Print out the material that follows word for word.

◆ **Excerpted data**
START

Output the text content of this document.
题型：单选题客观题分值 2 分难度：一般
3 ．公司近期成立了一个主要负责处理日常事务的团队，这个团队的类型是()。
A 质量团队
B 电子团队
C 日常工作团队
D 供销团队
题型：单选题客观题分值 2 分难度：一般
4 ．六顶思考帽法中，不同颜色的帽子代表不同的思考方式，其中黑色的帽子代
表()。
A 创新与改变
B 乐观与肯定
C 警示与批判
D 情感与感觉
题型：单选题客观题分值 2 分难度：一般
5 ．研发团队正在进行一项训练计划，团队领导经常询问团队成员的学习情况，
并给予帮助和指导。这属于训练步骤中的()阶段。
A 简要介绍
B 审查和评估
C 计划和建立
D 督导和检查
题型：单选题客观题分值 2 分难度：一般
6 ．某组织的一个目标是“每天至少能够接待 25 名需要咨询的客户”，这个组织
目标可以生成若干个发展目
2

END

◆ **Reply**
Output the text content of this document.
题型：单选题客观题分值 2 分难度：一般
3 ．公司近期成立了一个主要负责处理日常事务的团队，这个团队的类型是()。
A 质量团队
B 电子团队
C 日常工作团队
D 供销团队
题型：单选题客观题分值 2 分难度：一般
4 ．六顶思考帽法中，不同颜色的帽子代表不同的思考方式，其中黑色的帽子代
表()。
A 创新与改变
B 乐观与肯定
C 警示与批判
D 情感与感觉
题型：单选题客观题分值 2 分难度：一般
5 ．研发团队正在进行一项训练计划，团队领导经常询问团队成员的学习情况，
并给予帮助和指导。这属于训练步骤中的()阶段。
A 简要介绍
B 审查和评估
C 计划和建立
D 督导和检查
题型：单选题客观题分值 2 分难度：一般
6 ．某组织的一个目标是“每天至少能够接待 25 名需要咨询的客户”，这个组织
目标可以生成若干个发展目
2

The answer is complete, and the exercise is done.